- _REQUIRED TASK_: Quote all entries in full, exactly.

- _MATERIAL FOR THIS EXERCISE_:

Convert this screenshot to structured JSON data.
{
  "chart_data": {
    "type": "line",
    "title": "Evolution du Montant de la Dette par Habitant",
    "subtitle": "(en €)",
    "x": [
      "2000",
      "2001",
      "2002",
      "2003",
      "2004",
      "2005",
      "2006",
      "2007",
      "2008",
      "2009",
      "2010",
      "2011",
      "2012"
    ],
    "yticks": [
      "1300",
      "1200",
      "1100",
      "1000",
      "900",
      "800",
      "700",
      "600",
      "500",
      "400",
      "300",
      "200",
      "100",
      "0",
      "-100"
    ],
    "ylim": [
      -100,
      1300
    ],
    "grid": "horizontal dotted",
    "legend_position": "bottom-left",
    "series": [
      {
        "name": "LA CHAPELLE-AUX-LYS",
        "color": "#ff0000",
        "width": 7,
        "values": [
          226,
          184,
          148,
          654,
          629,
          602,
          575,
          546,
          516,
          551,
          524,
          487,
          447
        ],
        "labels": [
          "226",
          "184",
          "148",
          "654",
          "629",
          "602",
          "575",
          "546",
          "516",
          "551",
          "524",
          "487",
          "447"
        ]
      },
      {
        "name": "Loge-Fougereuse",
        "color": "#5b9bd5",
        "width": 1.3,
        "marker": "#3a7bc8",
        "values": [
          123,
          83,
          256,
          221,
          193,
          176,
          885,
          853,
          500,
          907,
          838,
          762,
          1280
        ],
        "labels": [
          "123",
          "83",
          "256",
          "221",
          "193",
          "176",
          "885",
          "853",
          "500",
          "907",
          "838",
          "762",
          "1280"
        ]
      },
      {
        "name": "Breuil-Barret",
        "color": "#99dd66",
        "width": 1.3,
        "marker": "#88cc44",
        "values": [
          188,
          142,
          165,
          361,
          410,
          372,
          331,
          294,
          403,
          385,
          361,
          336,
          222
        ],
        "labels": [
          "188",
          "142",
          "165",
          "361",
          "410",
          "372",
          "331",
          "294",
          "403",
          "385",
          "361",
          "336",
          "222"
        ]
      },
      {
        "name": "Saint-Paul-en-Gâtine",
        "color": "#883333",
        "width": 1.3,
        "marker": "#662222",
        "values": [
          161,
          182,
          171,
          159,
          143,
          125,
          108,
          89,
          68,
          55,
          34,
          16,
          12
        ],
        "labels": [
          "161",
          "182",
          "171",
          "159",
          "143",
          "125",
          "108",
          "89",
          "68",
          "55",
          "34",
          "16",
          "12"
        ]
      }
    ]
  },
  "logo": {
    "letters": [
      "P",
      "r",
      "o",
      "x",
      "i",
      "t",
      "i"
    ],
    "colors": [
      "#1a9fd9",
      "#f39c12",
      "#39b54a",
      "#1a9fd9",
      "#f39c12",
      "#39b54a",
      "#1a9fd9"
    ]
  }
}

- _OUTPUT FOR THIS TASK_:
Convert this screenshot to structured JSON data.
{
  "chart_data": {
    "type": "line",
    "title": "Evolution du Montant de la Dette par Habitant",
    "subtitle": "(en €)",
    "x": [
      "2000",
      "2001",
      "2002",
      "2003",
      "2004",
      "2005",
      "2006",
      "2007",
      "2008",
      "2009",
      "2010",
      "2011",
      "2012"
    ],
    "yticks": [
      "1300",
      "1200",
      "1100",
      "1000",
      "900",
      "800",
      "700",
      "600",
      "500",
      "400",
      "300",
      "200",
      "100",
      "0",
      "-100"
    ],
    "ylim": [
      -100,
      1300
    ],
    "grid": "horizontal dotted",
    "legend_position": "bottom-left",
    "series": [
      {
        "name": "LA CHAPELLE-AUX-LYS",
        "color": "#ff0000",
        "width": 7,
        "values": [
          226,
          184,
          148,
          654,
          629,
          602,
          575,
          546,
          516,
          551,
          524,
          487,
          447
        ],
        "labels": [
          "226",
          "184",
          "148",
          "654",
          "629",
          "602",
          "575",
          "546",
          "516",
          "551",
          "524",
          "487",
          "447"
        ]
      },
      {
        "name": "Loge-Fougereuse",
        "color": "#5b9bd5",
        "width": 1.3,
        "marker": "#3a7bc8",
        "values": [
          123,
          83,
          256,
          221,
          193,
          176,
          885,
          853,
          500,
          907,
          838,
          762,
          1280
        ],
        "labels": [
          "123",
          "83",
          "256",
          "221",
          "193",
          "176",
          "885",
          "853",
          "500",
          "907",
          "838",
          "762",
          "1280"
        ]
      },
      {
        "name": "Breuil-Barret",
        "color": "#99dd66",
        "width": 1.3,
        "marker": "#88cc44",
        "values": [
          188,
          142,
          165,
          361,
          410,
          372,
          331,
          294,
          403,
          385,
          361,
          336,
          222
        ],
        "labels": [
          "188",
          "142",
          "165",
          "361",
          "410",
          "372",
          "331",
          "294",
          "403",
          "385",
          "361",
          "336",
          "222"
        ]
      },
      {
        "name": "Saint-Paul-en-Gâtine",
        "color": "#883333",
        "width": 1.3,
        "marker": "#662222",
        "values": [
          161,
          182,
          171,
          159,
          143,
          125,
          108,
          89,
          68,
          55,
          34,
          16,
          12
        ],
        "labels": [
          "161",
          "182",
          "171",
          "159",
          "143",
          "125",
          "108",
          "89",
          "68",
          "55",
          "34",
          "16",
          "12"
        ]
      }
    ]
  },
  "logo": {
    "letters": [
      "P",
      "r",
      "o",
      "x",
      "i",
      "t",
      "i"
    ],
    "colors": [
      "#1a9fd9",
      "#f39c12",
      "#39b54a",
      "#1a9fd9",
      "#f39c12",
      "#39b54a",
      "#1a9fd9"
    ]
  }
}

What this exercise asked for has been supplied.